EXERCISE OBJECTIVE ▸
Write out each line in which the string "bottom" is present.

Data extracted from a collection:
╭──

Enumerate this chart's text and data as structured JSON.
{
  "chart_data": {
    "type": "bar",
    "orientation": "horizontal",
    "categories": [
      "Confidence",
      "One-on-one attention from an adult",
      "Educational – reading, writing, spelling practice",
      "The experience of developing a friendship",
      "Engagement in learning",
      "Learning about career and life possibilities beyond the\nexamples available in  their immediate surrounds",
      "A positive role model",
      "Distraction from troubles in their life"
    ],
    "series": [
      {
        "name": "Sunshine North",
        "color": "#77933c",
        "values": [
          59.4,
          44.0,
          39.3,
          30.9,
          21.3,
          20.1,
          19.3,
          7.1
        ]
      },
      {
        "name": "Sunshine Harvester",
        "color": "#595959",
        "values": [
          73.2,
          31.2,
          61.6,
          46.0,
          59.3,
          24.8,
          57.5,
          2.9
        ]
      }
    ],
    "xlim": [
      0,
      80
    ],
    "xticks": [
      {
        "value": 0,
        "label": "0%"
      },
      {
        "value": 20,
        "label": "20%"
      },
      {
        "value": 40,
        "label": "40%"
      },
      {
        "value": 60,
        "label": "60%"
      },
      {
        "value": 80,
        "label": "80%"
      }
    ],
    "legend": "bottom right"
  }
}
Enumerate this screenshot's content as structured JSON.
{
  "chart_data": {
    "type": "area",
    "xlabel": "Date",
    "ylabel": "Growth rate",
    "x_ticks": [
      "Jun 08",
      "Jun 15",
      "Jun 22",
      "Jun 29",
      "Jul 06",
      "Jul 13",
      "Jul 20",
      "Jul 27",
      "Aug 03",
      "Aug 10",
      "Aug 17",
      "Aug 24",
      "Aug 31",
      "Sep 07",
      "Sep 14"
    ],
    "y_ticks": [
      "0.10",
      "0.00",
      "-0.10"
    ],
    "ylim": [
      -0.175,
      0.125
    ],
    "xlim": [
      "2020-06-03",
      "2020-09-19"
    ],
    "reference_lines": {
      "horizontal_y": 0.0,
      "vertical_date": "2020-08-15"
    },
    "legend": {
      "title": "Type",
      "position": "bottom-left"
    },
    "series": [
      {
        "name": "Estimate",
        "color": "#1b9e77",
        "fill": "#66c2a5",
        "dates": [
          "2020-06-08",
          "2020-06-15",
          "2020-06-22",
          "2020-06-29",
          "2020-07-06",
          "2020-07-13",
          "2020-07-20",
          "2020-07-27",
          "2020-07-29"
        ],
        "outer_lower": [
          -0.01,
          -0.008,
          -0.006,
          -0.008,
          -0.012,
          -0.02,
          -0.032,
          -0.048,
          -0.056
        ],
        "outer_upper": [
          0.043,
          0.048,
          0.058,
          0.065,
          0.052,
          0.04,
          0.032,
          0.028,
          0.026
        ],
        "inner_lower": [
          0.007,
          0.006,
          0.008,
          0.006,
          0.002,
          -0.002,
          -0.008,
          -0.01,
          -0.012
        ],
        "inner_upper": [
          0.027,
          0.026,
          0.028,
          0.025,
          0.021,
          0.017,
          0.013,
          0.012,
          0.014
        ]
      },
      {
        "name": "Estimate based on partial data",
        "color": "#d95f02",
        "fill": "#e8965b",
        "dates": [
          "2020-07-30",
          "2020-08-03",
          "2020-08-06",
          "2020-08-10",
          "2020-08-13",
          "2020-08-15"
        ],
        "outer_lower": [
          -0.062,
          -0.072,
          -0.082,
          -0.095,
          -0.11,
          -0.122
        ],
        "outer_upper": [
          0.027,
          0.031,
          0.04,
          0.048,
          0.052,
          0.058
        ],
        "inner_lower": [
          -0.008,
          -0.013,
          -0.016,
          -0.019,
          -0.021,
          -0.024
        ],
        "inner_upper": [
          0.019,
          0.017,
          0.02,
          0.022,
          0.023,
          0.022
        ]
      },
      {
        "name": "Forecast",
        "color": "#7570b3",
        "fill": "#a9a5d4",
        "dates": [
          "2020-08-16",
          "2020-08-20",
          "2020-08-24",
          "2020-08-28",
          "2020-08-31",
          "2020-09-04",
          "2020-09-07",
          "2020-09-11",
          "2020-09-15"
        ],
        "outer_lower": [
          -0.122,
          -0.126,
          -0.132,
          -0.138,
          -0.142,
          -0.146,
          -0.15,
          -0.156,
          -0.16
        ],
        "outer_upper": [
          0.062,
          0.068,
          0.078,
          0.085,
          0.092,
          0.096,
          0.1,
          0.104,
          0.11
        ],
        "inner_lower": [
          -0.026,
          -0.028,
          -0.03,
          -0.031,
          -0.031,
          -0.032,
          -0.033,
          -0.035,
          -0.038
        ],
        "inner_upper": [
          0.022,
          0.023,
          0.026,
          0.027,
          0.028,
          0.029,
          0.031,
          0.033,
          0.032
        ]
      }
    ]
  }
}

╰──

FULL OUTPUT ▸
    "legend": "bottom right"
      "position": "bottom-left"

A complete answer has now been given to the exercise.